The result should be a faithful copy of every entry below, with the pictures left out.

*** Opening DATA FOR THIS TASK ***

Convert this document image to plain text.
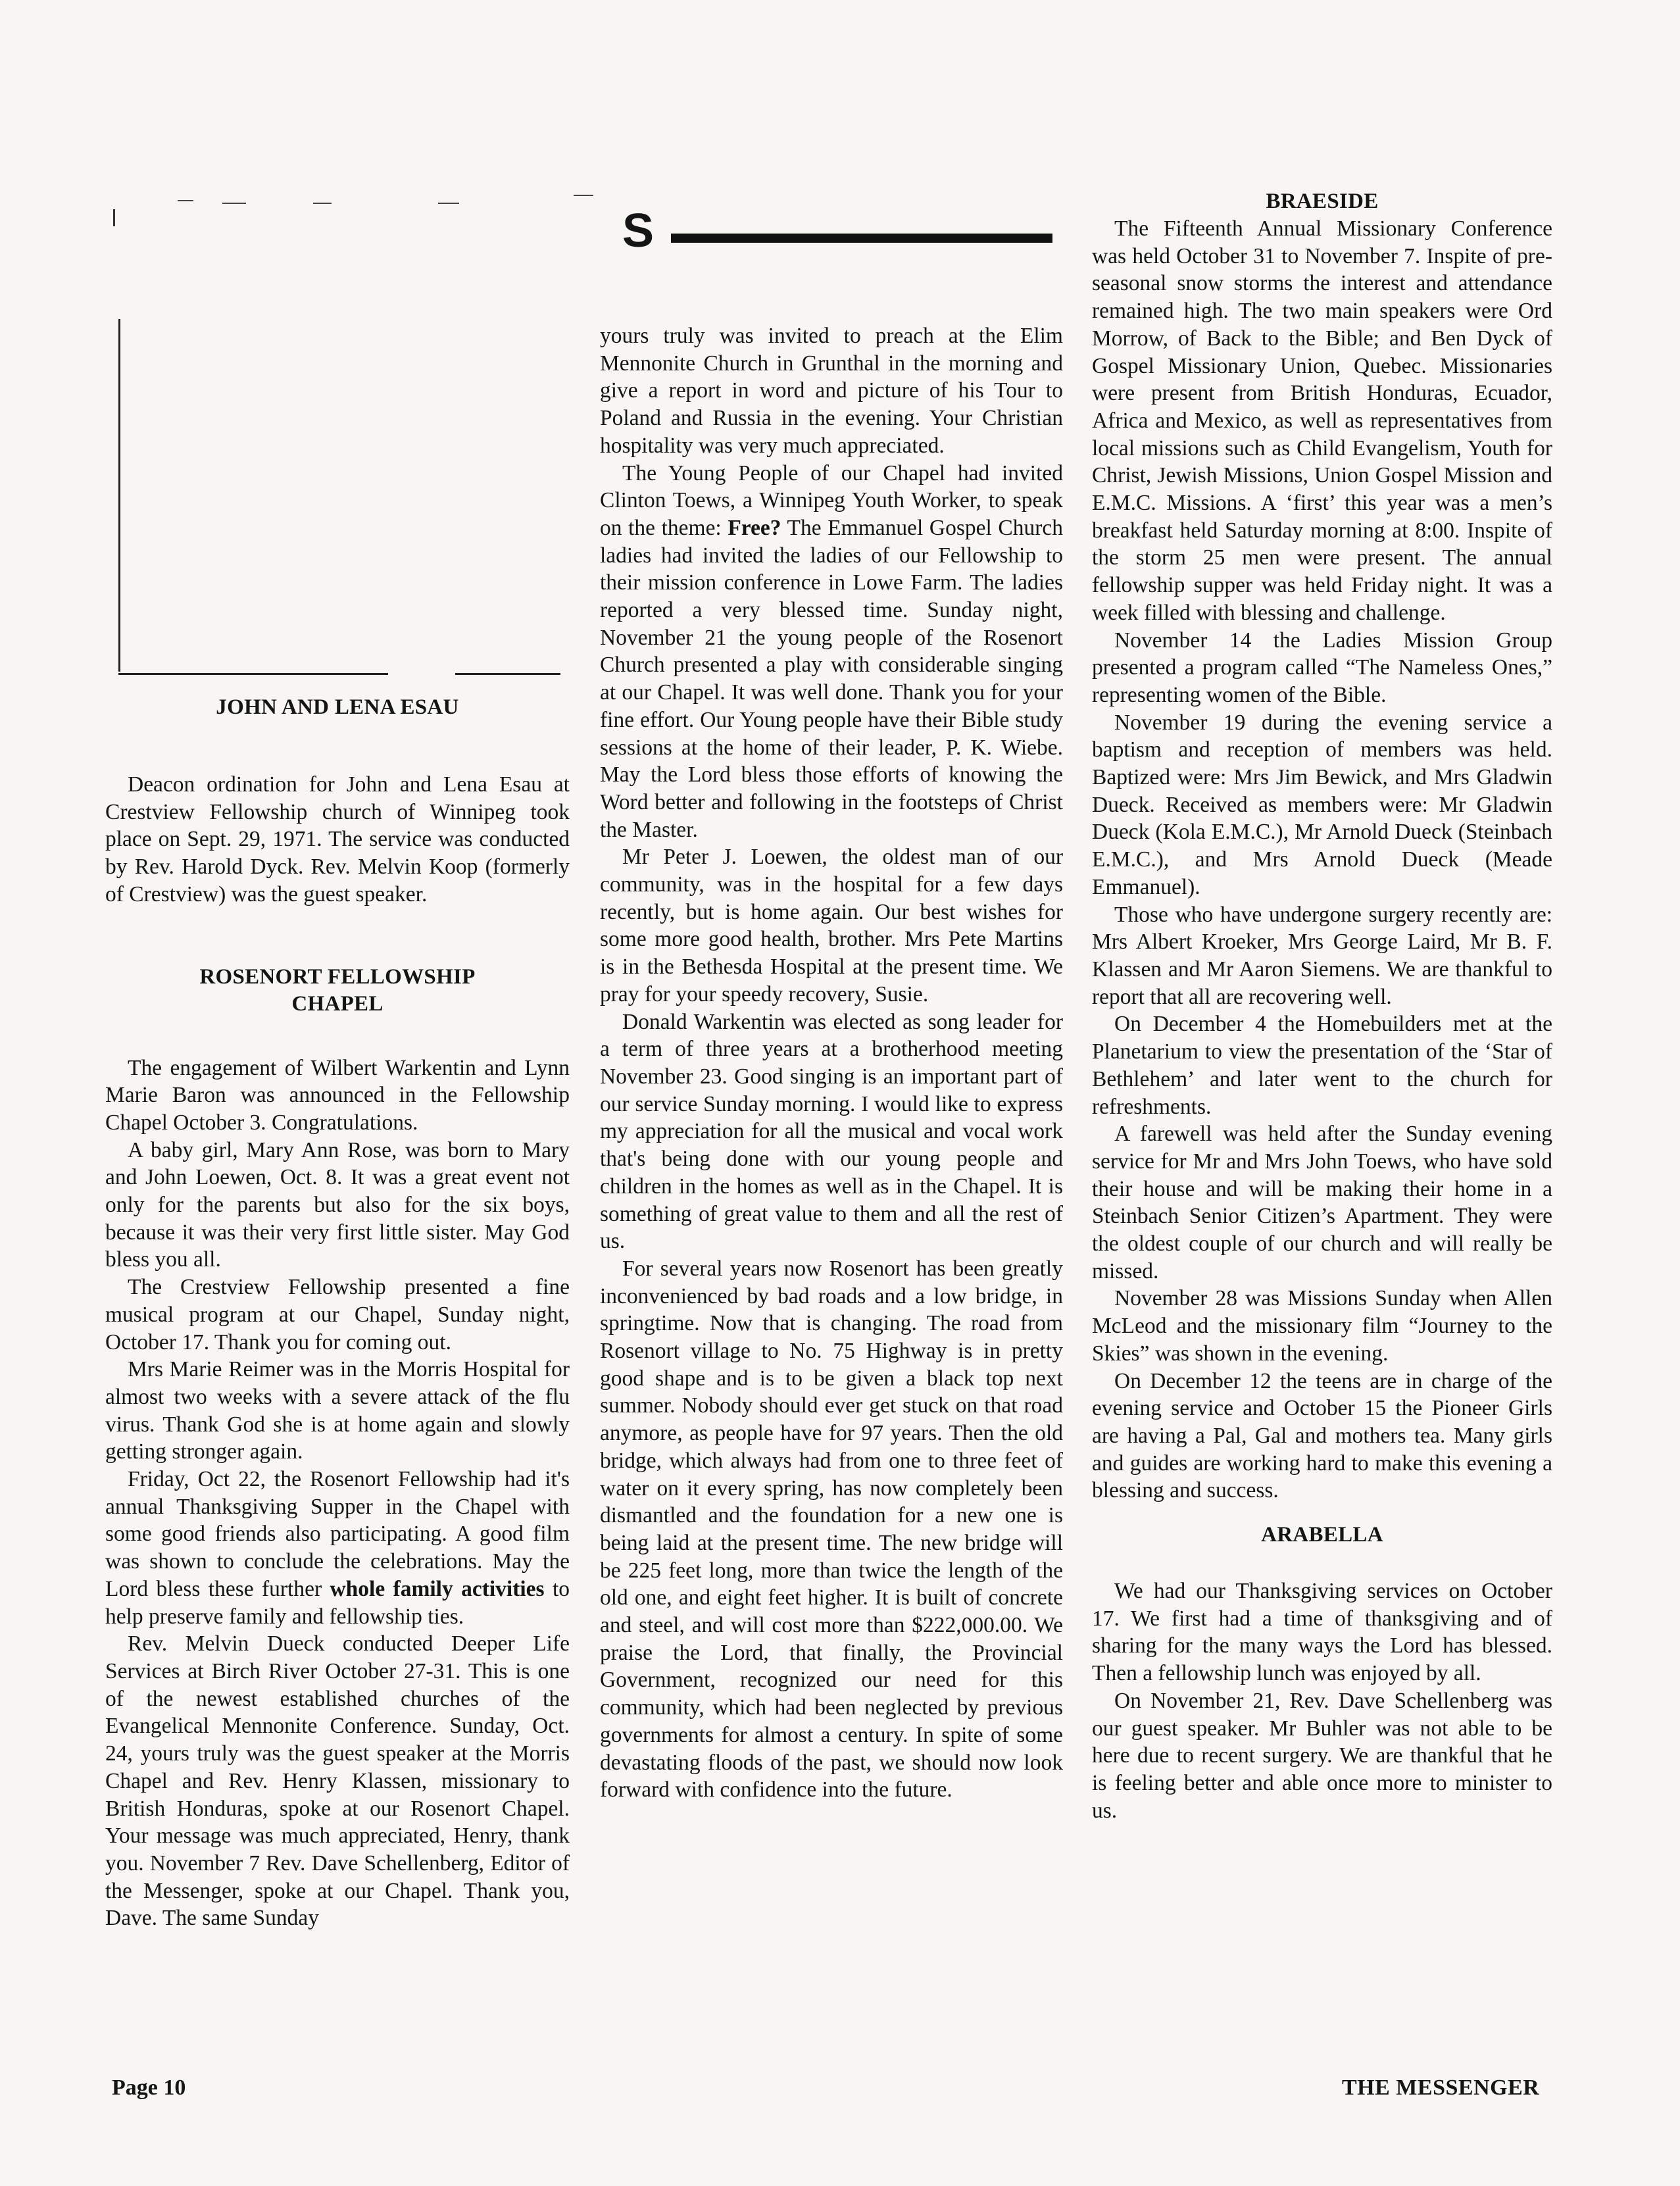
S
JOHN AND LENA ESAU

Deacon ordination for John and Lena Esau at Crestview Fellowship church of Winnipeg took place on Sept. 29, 1971. The service was conducted by Rev. Harold Dyck. Rev. Melvin Koop (formerly of Crestview) was the guest speaker.

ROSENORT FELLOWSHIP
CHAPEL

The engagement of Wilbert Warkentin and Lynn Marie Baron was announced in the Fellowship Chapel October 3. Congratulations.

A baby girl, Mary Ann Rose, was born to Mary and John Loewen, Oct. 8. It was a great event not only for the parents but also for the six boys, because it was their very first little sister. May God bless you all.

The Crestview Fellowship presented a fine musical program at our Chapel, Sunday night, October 17. Thank you for coming out.

Mrs Marie Reimer was in the Morris Hospital for almost two weeks with a severe attack of the flu virus. Thank God she is at home again and slowly getting stronger again.

Friday, Oct 22, the Rosenort Fellowship had it's annual Thanksgiving Supper in the Chapel with some good friends also participating. A good film was shown to conclude the celebrations. May the Lord bless these further whole family activities to help preserve family and fellowship ties.

Rev. Melvin Dueck conducted Deeper Life Services at Birch River October 27-31. This is one of the newest established churches of the Evangelical Mennonite Conference. Sunday, Oct. 24, yours truly was the guest speaker at the Morris Chapel and Rev. Henry Klassen, missionary to British Honduras, spoke at our Rosenort Chapel. Your message was much appreciated, Henry, thank you. November 7 Rev. Dave Schellenberg, Editor of the Messenger, spoke at our Chapel. Thank you, Dave. The same Sunday

yours truly was invited to preach at the Elim Mennonite Church in Grunthal in the morning and give a report in word and picture of his Tour to Poland and Russia in the evening. Your Christian hospitality was very much appreciated.

The Young People of our Chapel had invited Clinton Toews, a Winnipeg Youth Worker, to speak on the theme: Free? The Emmanuel Gospel Church ladies had invited the ladies of our Fellowship to their mission conference in Lowe Farm. The ladies reported a very blessed time. Sunday night, November 21 the young people of the Rosenort Church presented a play with considerable singing at our Chapel. It was well done. Thank you for your fine effort. Our Young people have their Bible study sessions at the home of their leader, P. K. Wiebe. May the Lord bless those efforts of knowing the Word better and following in the footsteps of Christ the Master.

Mr Peter J. Loewen, the oldest man of our community, was in the hospital for a few days recently, but is home again. Our best wishes for some more good health, brother. Mrs Pete Martins is in the Bethesda Hospital at the present time. We pray for your speedy recovery, Susie.

Donald Warkentin was elected as song leader for a term of three years at a brotherhood meeting November 23. Good singing is an important part of our service Sunday morning. I would like to express my appreciation for all the musical and vocal work that's being done with our young people and children in the homes as well as in the Chapel. It is something of great value to them and all the rest of us.

For several years now Rosenort has been greatly inconvenienced by bad roads and a low bridge, in springtime. Now that is changing. The road from Rosenort village to No. 75 Highway is in pretty good shape and is to be given a black top next summer. Nobody should ever get stuck on that road anymore, as people have for 97 years. Then the old bridge, which always had from one to three feet of water on it every spring, has now completely been dismantled and the foundation for a new one is being laid at the present time. The new bridge will be 225 feet long, more than twice the length of the old one, and eight feet higher. It is built of concrete and steel, and will cost more than $222,000.00. We praise the Lord, that finally, the Provincial Government, recognized our need for this community, which had been neglected by previous governments for almost a century. In spite of some devastating floods of the past, we should now look forward with confidence into the future.

BRAESIDE

The Fifteenth Annual Missionary Conference was held October 31 to November 7. Inspite of pre-seasonal snow storms the interest and attendance remained high. The two main speakers were Ord Morrow, of Back to the Bible; and Ben Dyck of Gospel Missionary Union, Quebec. Missionaries were present from British Honduras, Ecuador, Africa and Mexico, as well as representatives from local missions such as Child Evangelism, Youth for Christ, Jewish Missions, Union Gospel Mission and E.M.C. Missions. A ‘first’ this year was a men’s breakfast held Saturday morning at 8:00. Inspite of the storm 25 men were present. The annual fellowship supper was held Friday night. It was a week filled with blessing and challenge.

November 14 the Ladies Mission Group presented a program called “The Nameless Ones,” representing women of the Bible.

November 19 during the evening service a baptism and reception of members was held. Baptized were: Mrs Jim Bewick, and Mrs Gladwin Dueck. Received as members were: Mr Gladwin Dueck (Kola E.M.C.), Mr Arnold Dueck (Steinbach E.M.C.), and Mrs Arnold Dueck (Meade Emmanuel).

Those who have undergone surgery recently are: Mrs Albert Kroeker, Mrs George Laird, Mr B. F. Klassen and Mr Aaron Siemens. We are thankful to report that all are recovering well.

On December 4 the Homebuilders met at the Planetarium to view the presentation of the ‘Star of Bethlehem’ and later went to the church for refreshments.

A farewell was held after the Sunday evening service for Mr and Mrs John Toews, who have sold their house and will be making their home in a Steinbach Senior Citizen’s Apartment. They were the oldest couple of our church and will really be missed.

November 28 was Missions Sunday when Allen McLeod and the missionary film “Journey to the Skies” was shown in the evening.

On December 12 the teens are in charge of the evening service and October 15 the Pioneer Girls are having a Pal, Gal and mothers tea. Many girls and guides are working hard to make this evening a blessing and success.

ARABELLA

We had our Thanksgiving services on October 17. We first had a time of thanksgiving and of sharing for the many ways the Lord has blessed. Then a fellowship lunch was enjoyed by all.

On November 21, Rev. Dave Schellenberg was our guest speaker. Mr Buhler was not able to be here due to recent surgery. We are thankful that he is feeling better and able once more to minister to us.

Page 10	THE MESSENGER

*** Closing DATA FOR THIS TASK ***

## COMPLETED TASK
Convert this document image to plain text.
S
JOHN AND LENA ESAU

Deacon ordination for John and Lena Esau at Crestview Fellowship church of Winnipeg took place on Sept. 29, 1971. The service was conducted by Rev. Harold Dyck. Rev. Melvin Koop (formerly of Crestview) was the guest speaker.

ROSENORT FELLOWSHIP
CHAPEL

The engagement of Wilbert Warkentin and Lynn Marie Baron was announced in the Fellowship Chapel October 3. Congratulations.

A baby girl, Mary Ann Rose, was born to Mary and John Loewen, Oct. 8. It was a great event not only for the parents but also for the six boys, because it was their very first little sister. May God bless you all.

The Crestview Fellowship presented a fine musical program at our Chapel, Sunday night, October 17. Thank you for coming out.

Mrs Marie Reimer was in the Morris Hospital for almost two weeks with a severe attack of the flu virus. Thank God she is at home again and slowly getting stronger again.

Friday, Oct 22, the Rosenort Fellowship had it's annual Thanksgiving Supper in the Chapel with some good friends also participating. A good film was shown to conclude the celebrations. May the Lord bless these further whole family activities to help preserve family and fellowship ties.

Rev. Melvin Dueck conducted Deeper Life Services at Birch River October 27-31. This is one of the newest established churches of the Evangelical Mennonite Conference. Sunday, Oct. 24, yours truly was the guest speaker at the Morris Chapel and Rev. Henry Klassen, missionary to British Honduras, spoke at our Rosenort Chapel. Your message was much appreciated, Henry, thank you. November 7 Rev. Dave Schellenberg, Editor of the Messenger, spoke at our Chapel. Thank you, Dave. The same Sunday

yours truly was invited to preach at the Elim Mennonite Church in Grunthal in the morning and give a report in word and picture of his Tour to Poland and Russia in the evening. Your Christian hospitality was very much appreciated.

The Young People of our Chapel had invited Clinton Toews, a Winnipeg Youth Worker, to speak on the theme: Free? The Emmanuel Gospel Church ladies had invited the ladies of our Fellowship to their mission conference in Lowe Farm. The ladies reported a very blessed time. Sunday night, November 21 the young people of the Rosenort Church presented a play with considerable singing at our Chapel. It was well done. Thank you for your fine effort. Our Young people have their Bible study sessions at the home of their leader, P. K. Wiebe. May the Lord bless those efforts of knowing the Word better and following in the footsteps of Christ the Master.

Mr Peter J. Loewen, the oldest man of our community, was in the hospital for a few days recently, but is home again. Our best wishes for some more good health, brother. Mrs Pete Martins is in the Bethesda Hospital at the present time. We pray for your speedy recovery, Susie.

Donald Warkentin was elected as song leader for a term of three years at a brotherhood meeting November 23. Good singing is an important part of our service Sunday morning. I would like to express my appreciation for all the musical and vocal work that's being done with our young people and children in the homes as well as in the Chapel. It is something of great value to them and all the rest of us.

For several years now Rosenort has been greatly inconvenienced by bad roads and a low bridge, in springtime. Now that is changing. The road from Rosenort village to No. 75 Highway is in pretty good shape and is to be given a black top next summer. Nobody should ever get stuck on that road anymore, as people have for 97 years. Then the old bridge, which always had from one to three feet of water on it every spring, has now completely been dismantled and the foundation for a new one is being laid at the present time. The new bridge will be 225 feet long, more than twice the length of the old one, and eight feet higher. It is built of concrete and steel, and will cost more than $222,000.00. We praise the Lord, that finally, the Provincial Government, recognized our need for this community, which had been neglected by previous governments for almost a century. In spite of some devastating floods of the past, we should now look forward with confidence into the future.

BRAESIDE

The Fifteenth Annual Missionary Conference was held October 31 to November 7. Inspite of pre-seasonal snow storms the interest and attendance remained high. The two main speakers were Ord Morrow, of Back to the Bible; and Ben Dyck of Gospel Missionary Union, Quebec. Missionaries were present from British Honduras, Ecuador, Africa and Mexico, as well as representatives from local missions such as Child Evangelism, Youth for Christ, Jewish Missions, Union Gospel Mission and E.M.C. Missions. A ‘first’ this year was a men’s breakfast held Saturday morning at 8:00. Inspite of the storm 25 men were present. The annual fellowship supper was held Friday night. It was a week filled with blessing and challenge.

November 14 the Ladies Mission Group presented a program called “The Nameless Ones,” representing women of the Bible.

November 19 during the evening service a baptism and reception of members was held. Baptized were: Mrs Jim Bewick, and Mrs Gladwin Dueck. Received as members were: Mr Gladwin Dueck (Kola E.M.C.), Mr Arnold Dueck (Steinbach E.M.C.), and Mrs Arnold Dueck (Meade Emmanuel).

Those who have undergone surgery recently are: Mrs Albert Kroeker, Mrs George Laird, Mr B. F. Klassen and Mr Aaron Siemens. We are thankful to report that all are recovering well.

On December 4 the Homebuilders met at the Planetarium to view the presentation of the ‘Star of Bethlehem’ and later went to the church for refreshments.

A farewell was held after the Sunday evening service for Mr and Mrs John Toews, who have sold their house and will be making their home in a Steinbach Senior Citizen’s Apartment. They were the oldest couple of our church and will really be missed.

November 28 was Missions Sunday when Allen McLeod and the missionary film “Journey to the Skies” was shown in the evening.

On December 12 the teens are in charge of the evening service and October 15 the Pioneer Girls are having a Pal, Gal and mothers tea. Many girls and guides are working hard to make this evening a blessing and success.

ARABELLA

We had our Thanksgiving services on October 17. We first had a time of thanksgiving and of sharing for the many ways the Lord has blessed. Then a fellowship lunch was enjoyed by all.

On November 21, Rev. Dave Schellenberg was our guest speaker. Mr Buhler was not able to be here due to recent surgery. We are thankful that he is feeling better and able once more to minister to us.

Page 10	THE MESSENGER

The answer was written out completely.